### What needs to be done
Locate each line containing the string "this" and copy it out.

### Available data
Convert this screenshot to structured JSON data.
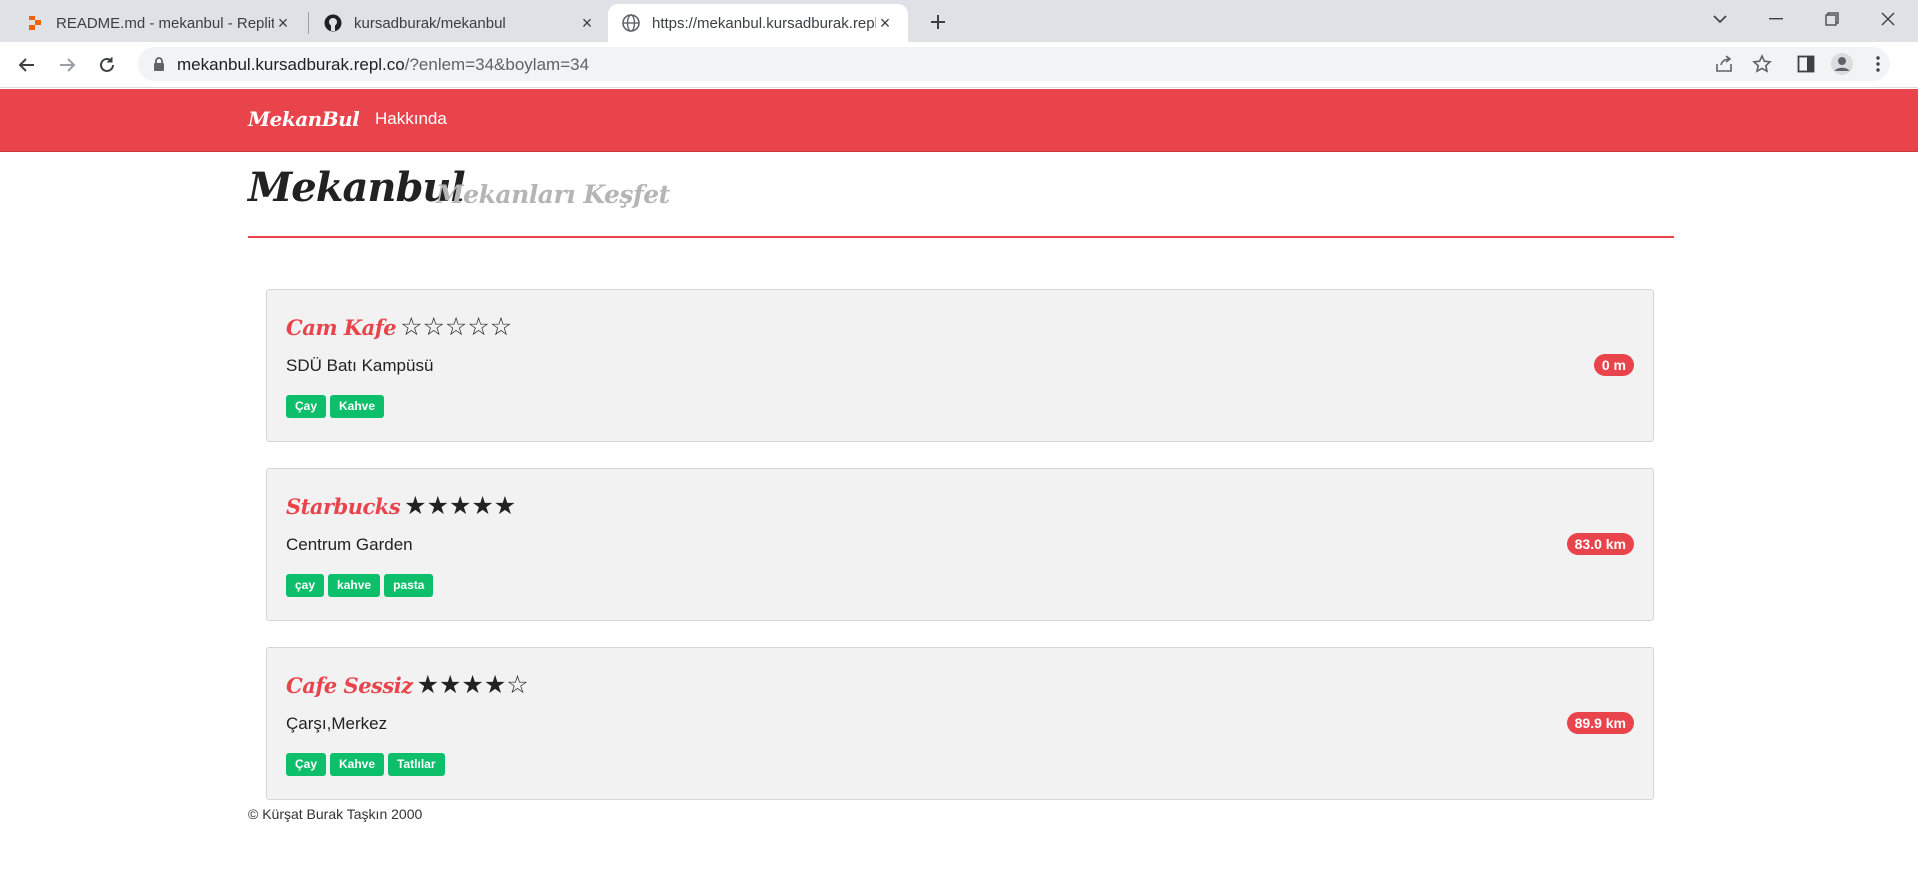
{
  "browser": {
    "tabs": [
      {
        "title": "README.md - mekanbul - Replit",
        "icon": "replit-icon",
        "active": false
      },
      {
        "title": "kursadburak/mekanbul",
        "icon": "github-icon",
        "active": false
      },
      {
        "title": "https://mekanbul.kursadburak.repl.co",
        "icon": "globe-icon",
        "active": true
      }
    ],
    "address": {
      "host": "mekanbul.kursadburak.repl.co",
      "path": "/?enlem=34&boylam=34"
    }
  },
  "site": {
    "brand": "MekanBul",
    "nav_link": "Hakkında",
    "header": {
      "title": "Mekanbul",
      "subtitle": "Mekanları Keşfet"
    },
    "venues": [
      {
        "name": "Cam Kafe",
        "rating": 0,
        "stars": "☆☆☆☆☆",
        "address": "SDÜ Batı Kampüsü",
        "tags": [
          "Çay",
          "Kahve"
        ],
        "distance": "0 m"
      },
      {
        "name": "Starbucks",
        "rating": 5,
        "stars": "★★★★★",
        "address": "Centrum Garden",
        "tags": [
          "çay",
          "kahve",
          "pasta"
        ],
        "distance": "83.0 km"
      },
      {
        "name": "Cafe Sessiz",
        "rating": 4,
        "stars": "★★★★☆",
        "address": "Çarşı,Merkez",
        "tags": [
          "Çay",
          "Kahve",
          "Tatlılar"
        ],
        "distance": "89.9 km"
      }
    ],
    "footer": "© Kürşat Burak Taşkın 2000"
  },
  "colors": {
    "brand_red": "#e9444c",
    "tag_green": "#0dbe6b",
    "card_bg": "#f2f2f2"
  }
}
--
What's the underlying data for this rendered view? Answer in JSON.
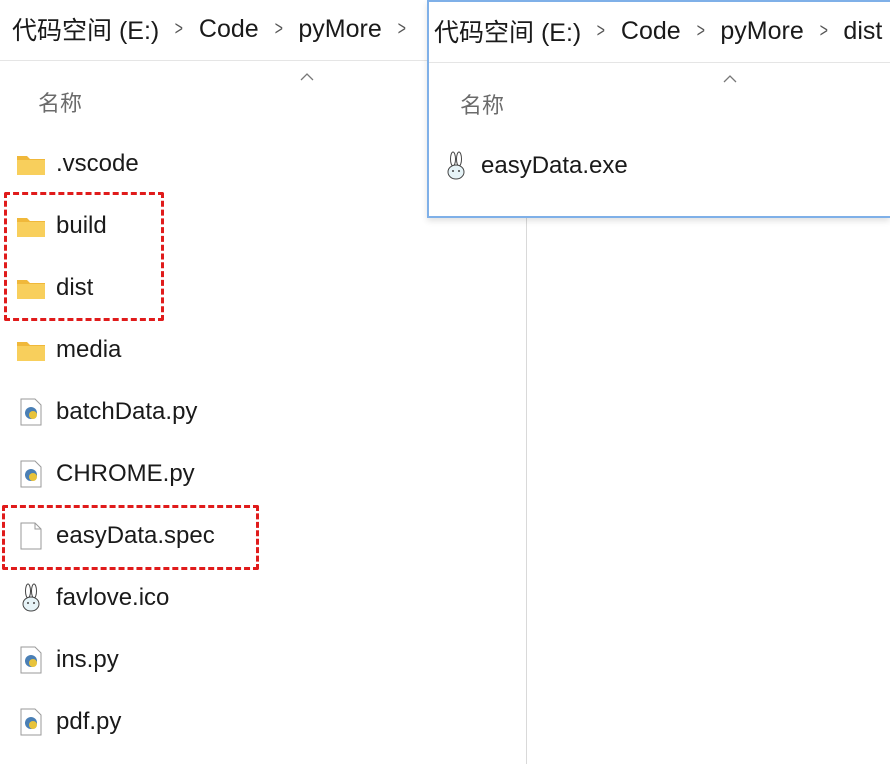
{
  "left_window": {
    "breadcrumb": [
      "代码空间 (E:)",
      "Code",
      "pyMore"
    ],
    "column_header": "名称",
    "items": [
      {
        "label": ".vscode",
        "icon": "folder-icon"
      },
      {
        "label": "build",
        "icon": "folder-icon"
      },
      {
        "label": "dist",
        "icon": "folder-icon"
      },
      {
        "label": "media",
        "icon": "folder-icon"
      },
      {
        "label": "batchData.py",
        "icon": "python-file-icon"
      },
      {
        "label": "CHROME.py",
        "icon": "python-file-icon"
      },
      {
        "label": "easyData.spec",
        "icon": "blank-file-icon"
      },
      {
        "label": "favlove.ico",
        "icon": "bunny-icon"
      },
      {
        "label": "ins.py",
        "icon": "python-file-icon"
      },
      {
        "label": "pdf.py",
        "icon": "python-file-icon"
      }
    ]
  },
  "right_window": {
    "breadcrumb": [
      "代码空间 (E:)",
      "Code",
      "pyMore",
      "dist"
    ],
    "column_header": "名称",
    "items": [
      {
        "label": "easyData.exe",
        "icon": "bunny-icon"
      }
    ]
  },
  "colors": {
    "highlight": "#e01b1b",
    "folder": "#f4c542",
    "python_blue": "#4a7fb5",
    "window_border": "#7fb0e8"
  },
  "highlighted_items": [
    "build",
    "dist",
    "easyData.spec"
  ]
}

### Solution
Convert this screenshot to structured JSON data.
What's the underlying data for this rendered view? Answer in JSON.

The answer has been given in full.